STATED EXERCISE: Search the records for "years". Copy every line where it appears.

MATERIAL FOR THE TASK:

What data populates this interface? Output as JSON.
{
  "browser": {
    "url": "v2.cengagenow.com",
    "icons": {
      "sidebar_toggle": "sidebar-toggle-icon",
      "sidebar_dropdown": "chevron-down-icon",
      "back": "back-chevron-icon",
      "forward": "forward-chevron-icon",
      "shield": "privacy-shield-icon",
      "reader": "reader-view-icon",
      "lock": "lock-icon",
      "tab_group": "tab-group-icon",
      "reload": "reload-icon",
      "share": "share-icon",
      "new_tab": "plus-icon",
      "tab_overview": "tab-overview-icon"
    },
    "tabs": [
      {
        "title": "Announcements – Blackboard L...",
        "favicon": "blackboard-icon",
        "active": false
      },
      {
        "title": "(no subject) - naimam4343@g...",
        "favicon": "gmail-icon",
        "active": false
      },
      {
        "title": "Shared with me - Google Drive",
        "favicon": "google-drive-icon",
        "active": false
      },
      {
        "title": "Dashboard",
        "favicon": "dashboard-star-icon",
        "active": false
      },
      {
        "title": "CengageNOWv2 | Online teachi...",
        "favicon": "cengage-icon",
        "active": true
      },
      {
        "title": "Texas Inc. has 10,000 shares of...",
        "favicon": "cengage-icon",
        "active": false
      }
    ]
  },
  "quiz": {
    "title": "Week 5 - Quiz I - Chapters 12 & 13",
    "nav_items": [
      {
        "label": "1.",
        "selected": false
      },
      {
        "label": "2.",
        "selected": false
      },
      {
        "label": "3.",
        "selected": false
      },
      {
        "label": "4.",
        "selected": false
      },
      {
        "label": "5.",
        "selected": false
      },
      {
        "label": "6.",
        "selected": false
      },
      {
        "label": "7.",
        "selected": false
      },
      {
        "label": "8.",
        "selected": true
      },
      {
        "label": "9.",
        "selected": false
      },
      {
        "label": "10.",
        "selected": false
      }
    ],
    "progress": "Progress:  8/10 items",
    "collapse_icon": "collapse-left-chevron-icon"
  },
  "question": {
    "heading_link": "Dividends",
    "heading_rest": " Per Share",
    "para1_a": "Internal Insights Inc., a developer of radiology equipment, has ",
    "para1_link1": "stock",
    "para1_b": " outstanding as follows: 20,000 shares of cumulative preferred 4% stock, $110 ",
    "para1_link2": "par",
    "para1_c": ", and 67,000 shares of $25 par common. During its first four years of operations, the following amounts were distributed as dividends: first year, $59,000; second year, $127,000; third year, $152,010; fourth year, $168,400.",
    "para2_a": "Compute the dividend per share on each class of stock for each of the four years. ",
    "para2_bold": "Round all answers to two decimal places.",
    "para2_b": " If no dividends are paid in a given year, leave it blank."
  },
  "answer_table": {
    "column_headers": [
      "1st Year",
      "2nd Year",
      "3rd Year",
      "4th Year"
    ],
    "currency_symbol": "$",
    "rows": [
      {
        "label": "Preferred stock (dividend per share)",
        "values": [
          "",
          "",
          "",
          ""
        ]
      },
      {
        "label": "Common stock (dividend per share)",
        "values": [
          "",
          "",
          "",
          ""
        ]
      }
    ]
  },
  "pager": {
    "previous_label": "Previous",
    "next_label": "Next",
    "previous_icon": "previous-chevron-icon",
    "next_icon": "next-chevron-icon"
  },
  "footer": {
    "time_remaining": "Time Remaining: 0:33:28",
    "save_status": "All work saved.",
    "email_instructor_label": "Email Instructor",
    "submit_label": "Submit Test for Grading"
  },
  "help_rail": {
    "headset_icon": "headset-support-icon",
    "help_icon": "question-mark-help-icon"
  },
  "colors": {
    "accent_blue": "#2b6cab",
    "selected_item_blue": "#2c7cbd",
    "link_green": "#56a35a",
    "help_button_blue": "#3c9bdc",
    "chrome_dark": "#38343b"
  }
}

FULL ANSWER:
    "para1_c": ", and 67,000 shares of $25 par common. During its first four years of operations, the following amounts were distributed as dividends: first year, $59,000; second year, $127,000; third year, $152,010; fourth year, $168,400.",
    "para2_a": "Compute the dividend per share on each class of stock for each of the four years. ",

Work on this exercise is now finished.